__JOB__.
Extract the listing in its entirety, keeping each line identical to the original.

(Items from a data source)
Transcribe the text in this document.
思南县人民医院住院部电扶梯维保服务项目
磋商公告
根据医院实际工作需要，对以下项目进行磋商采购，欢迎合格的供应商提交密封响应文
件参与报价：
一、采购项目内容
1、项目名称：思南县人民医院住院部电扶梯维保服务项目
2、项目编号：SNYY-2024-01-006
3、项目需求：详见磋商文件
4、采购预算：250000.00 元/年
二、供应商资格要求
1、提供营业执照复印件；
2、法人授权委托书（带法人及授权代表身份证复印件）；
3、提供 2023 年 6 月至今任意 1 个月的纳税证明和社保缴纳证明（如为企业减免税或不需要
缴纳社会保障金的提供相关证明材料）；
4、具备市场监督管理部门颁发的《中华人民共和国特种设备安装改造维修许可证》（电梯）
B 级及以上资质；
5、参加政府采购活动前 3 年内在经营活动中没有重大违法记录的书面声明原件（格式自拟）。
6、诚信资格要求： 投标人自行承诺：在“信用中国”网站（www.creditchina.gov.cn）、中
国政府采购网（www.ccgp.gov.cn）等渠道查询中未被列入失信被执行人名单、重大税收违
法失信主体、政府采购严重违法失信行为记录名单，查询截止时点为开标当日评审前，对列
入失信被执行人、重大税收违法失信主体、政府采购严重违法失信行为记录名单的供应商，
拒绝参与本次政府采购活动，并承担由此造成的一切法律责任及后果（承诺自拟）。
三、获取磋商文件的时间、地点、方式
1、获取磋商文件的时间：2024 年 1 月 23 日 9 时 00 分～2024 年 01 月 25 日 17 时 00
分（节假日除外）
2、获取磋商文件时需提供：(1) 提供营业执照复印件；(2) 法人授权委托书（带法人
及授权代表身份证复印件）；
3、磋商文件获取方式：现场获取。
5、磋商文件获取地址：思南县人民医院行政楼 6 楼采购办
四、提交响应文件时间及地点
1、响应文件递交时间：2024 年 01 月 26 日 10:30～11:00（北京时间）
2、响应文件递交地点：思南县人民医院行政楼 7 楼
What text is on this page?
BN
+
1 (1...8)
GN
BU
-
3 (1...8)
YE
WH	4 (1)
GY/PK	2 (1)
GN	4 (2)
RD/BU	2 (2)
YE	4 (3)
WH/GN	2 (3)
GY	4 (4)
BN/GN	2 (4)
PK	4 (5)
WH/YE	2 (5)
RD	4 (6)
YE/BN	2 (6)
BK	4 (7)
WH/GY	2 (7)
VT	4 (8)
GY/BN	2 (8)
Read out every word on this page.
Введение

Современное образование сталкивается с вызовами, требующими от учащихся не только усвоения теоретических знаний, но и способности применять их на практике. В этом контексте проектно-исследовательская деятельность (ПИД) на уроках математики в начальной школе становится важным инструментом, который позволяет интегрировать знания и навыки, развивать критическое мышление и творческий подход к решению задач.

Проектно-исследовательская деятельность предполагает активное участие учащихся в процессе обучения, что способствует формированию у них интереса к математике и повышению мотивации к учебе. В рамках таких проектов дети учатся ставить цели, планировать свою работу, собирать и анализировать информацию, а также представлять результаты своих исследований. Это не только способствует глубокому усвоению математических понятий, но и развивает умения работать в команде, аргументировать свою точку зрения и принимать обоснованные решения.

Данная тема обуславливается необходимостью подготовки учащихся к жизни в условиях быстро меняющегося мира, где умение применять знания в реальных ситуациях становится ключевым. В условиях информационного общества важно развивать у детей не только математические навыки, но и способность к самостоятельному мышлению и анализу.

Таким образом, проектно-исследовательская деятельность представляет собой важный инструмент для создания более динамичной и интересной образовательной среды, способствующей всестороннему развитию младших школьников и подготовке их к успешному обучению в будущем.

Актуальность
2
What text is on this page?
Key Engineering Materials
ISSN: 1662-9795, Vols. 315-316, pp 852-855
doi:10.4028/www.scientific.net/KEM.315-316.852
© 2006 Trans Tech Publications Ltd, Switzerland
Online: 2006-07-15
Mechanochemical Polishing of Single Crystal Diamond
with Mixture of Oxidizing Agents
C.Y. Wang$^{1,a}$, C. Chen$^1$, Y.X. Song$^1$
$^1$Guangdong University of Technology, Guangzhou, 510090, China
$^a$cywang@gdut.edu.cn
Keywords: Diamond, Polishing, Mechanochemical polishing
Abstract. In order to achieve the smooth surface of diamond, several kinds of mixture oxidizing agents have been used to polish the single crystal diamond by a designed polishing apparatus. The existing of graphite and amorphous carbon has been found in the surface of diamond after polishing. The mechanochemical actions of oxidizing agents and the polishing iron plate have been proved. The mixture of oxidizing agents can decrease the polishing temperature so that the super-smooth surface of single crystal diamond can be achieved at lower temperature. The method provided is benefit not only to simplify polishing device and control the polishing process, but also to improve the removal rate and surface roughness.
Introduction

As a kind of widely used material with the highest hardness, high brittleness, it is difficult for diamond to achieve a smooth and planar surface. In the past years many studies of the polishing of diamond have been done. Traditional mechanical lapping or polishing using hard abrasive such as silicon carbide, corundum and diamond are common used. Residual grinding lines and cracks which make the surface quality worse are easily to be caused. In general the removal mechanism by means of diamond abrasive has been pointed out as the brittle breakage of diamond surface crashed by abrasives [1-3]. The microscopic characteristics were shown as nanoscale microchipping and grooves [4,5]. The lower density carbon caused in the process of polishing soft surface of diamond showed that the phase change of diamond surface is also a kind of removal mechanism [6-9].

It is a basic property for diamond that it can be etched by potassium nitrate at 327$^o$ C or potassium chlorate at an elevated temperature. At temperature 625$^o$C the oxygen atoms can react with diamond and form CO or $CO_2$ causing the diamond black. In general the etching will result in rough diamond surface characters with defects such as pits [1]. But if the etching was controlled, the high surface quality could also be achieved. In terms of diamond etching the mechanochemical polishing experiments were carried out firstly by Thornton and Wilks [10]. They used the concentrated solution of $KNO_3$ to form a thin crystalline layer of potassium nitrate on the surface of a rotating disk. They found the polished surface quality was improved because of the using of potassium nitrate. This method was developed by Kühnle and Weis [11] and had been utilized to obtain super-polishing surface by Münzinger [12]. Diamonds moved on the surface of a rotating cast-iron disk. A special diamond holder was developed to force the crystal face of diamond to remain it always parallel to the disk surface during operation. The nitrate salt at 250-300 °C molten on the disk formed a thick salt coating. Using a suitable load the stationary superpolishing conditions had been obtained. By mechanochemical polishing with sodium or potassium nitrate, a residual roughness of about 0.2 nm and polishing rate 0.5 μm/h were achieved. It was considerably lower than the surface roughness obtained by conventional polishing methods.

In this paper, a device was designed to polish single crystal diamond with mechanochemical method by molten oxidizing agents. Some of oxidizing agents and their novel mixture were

__ANSWER TO THE TASK__.
Transcribe the text in this document.
思南县人民医院住院部电扶梯维保服务项目
磋商公告
根据医院实际工作需要，对以下项目进行磋商采购，欢迎合格的供应商提交密封响应文
件参与报价：
一、采购项目内容
1、项目名称：思南县人民医院住院部电扶梯维保服务项目
2、项目编号：SNYY-2024-01-006
3、项目需求：详见磋商文件
4、采购预算：250000.00 元/年
二、供应商资格要求
1、提供营业执照复印件；
2、法人授权委托书（带法人及授权代表身份证复印件）；
3、提供 2023 年 6 月至今任意 1 个月的纳税证明和社保缴纳证明（如为企业减免税或不需要
缴纳社会保障金的提供相关证明材料）；
4、具备市场监督管理部门颁发的《中华人民共和国特种设备安装改造维修许可证》（电梯）
B 级及以上资质；
5、参加政府采购活动前 3 年内在经营活动中没有重大违法记录的书面声明原件（格式自拟）。
6、诚信资格要求： 投标人自行承诺：在“信用中国”网站（www.creditchina.gov.cn）、中
国政府采购网（www.ccgp.gov.cn）等渠道查询中未被列入失信被执行人名单、重大税收违
法失信主体、政府采购严重违法失信行为记录名单，查询截止时点为开标当日评审前，对列
入失信被执行人、重大税收违法失信主体、政府采购严重违法失信行为记录名单的供应商，
拒绝参与本次政府采购活动，并承担由此造成的一切法律责任及后果（承诺自拟）。
三、获取磋商文件的时间、地点、方式
1、获取磋商文件的时间：2024 年 1 月 23 日 9 时 00 分～2024 年 01 月 25 日 17 时 00
分（节假日除外）
2、获取磋商文件时需提供：(1) 提供营业执照复印件；(2) 法人授权委托书（带法人
及授权代表身份证复印件）；
3、磋商文件获取方式：现场获取。
5、磋商文件获取地址：思南县人民医院行政楼 6 楼采购办
四、提交响应文件时间及地点
1、响应文件递交时间：2024 年 01 月 26 日 10:30～11:00（北京时间）
2、响应文件递交地点：思南县人民医院行政楼 7 楼
What text is on this page?
BN
+
1 (1...8)
GN
BU
-
3 (1...8)
YE
WH	4 (1)
GY/PK	2 (1)
GN	4 (2)
RD/BU	2 (2)
YE	4 (3)
WH/GN	2 (3)
GY	4 (4)
BN/GN	2 (4)
PK	4 (5)
WH/YE	2 (5)
RD	4 (6)
YE/BN	2 (6)
BK	4 (7)
WH/GY	2 (7)
VT	4 (8)
GY/BN	2 (8)
Read out every word on this page.
Введение

Современное образование сталкивается с вызовами, требующими от учащихся не только усвоения теоретических знаний, но и способности применять их на практике. В этом контексте проектно-исследовательская деятельность (ПИД) на уроках математики в начальной школе становится важным инструментом, который позволяет интегрировать знания и навыки, развивать критическое мышление и творческий подход к решению задач.

Проектно-исследовательская деятельность предполагает активное участие учащихся в процессе обучения, что способствует формированию у них интереса к математике и повышению мотивации к учебе. В рамках таких проектов дети учатся ставить цели, планировать свою работу, собирать и анализировать информацию, а также представлять результаты своих исследований. Это не только способствует глубокому усвоению математических понятий, но и развивает умения работать в команде, аргументировать свою точку зрения и принимать обоснованные решения.

Данная тема обуславливается необходимостью подготовки учащихся к жизни в условиях быстро меняющегося мира, где умение применять знания в реальных ситуациях становится ключевым. В условиях информационного общества важно развивать у детей не только математические навыки, но и способность к самостоятельному мышлению и анализу.

Таким образом, проектно-исследовательская деятельность представляет собой важный инструмент для создания более динамичной и интересной образовательной среды, способствующей всестороннему развитию младших школьников и подготовке их к успешному обучению в будущем.

Актуальность
2
What text is on this page?
Key Engineering Materials
ISSN: 1662-9795, Vols. 315-316, pp 852-855
doi:10.4028/www.scientific.net/KEM.315-316.852
© 2006 Trans Tech Publications Ltd, Switzerland
Online: 2006-07-15
Mechanochemical Polishing of Single Crystal Diamond
with Mixture of Oxidizing Agents
C.Y. Wang$^{1,a}$, C. Chen$^1$, Y.X. Song$^1$
$^1$Guangdong University of Technology, Guangzhou, 510090, China
$^a$cywang@gdut.edu.cn
Keywords: Diamond, Polishing, Mechanochemical polishing
Abstract. In order to achieve the smooth surface of diamond, several kinds of mixture oxidizing agents have been used to polish the single crystal diamond by a designed polishing apparatus. The existing of graphite and amorphous carbon has been found in the surface of diamond after polishing. The mechanochemical actions of oxidizing agents and the polishing iron plate have been proved. The mixture of oxidizing agents can decrease the polishing temperature so that the super-smooth surface of single crystal diamond can be achieved at lower temperature. The method provided is benefit not only to simplify polishing device and control the polishing process, but also to improve the removal rate and surface roughness.
Introduction

As a kind of widely used material with the highest hardness, high brittleness, it is difficult for diamond to achieve a smooth and planar surface. In the past years many studies of the polishing of diamond have been done. Traditional mechanical lapping or polishing using hard abrasive such as silicon carbide, corundum and diamond are common used. Residual grinding lines and cracks which make the surface quality worse are easily to be caused. In general the removal mechanism by means of diamond abrasive has been pointed out as the brittle breakage of diamond surface crashed by abrasives [1-3]. The microscopic characteristics were shown as nanoscale microchipping and grooves [4,5]. The lower density carbon caused in the process of polishing soft surface of diamond showed that the phase change of diamond surface is also a kind of removal mechanism [6-9].

It is a basic property for diamond that it can be etched by potassium nitrate at 327$^o$ C or potassium chlorate at an elevated temperature. At temperature 625$^o$C the oxygen atoms can react with diamond and form CO or $CO_2$ causing the diamond black. In general the etching will result in rough diamond surface characters with defects such as pits [1]. But if the etching was controlled, the high surface quality could also be achieved. In terms of diamond etching the mechanochemical polishing experiments were carried out firstly by Thornton and Wilks [10]. They used the concentrated solution of $KNO_3$ to form a thin crystalline layer of potassium nitrate on the surface of a rotating disk. They found the polished surface quality was improved because of the using of potassium nitrate. This method was developed by Kühnle and Weis [11] and had been utilized to obtain super-polishing surface by Münzinger [12]. Diamonds moved on the surface of a rotating cast-iron disk. A special diamond holder was developed to force the crystal face of diamond to remain it always parallel to the disk surface during operation. The nitrate salt at 250-300 °C molten on the disk formed a thick salt coating. Using a suitable load the stationary superpolishing conditions had been obtained. By mechanochemical polishing with sodium or potassium nitrate, a residual roughness of about 0.2 nm and polishing rate 0.5 μm/h were achieved. It was considerably lower than the surface roughness obtained by conventional polishing methods.

In this paper, a device was designed to polish single crystal diamond with mechanochemical method by molten oxidizing agents. Some of oxidizing agents and their novel mixture were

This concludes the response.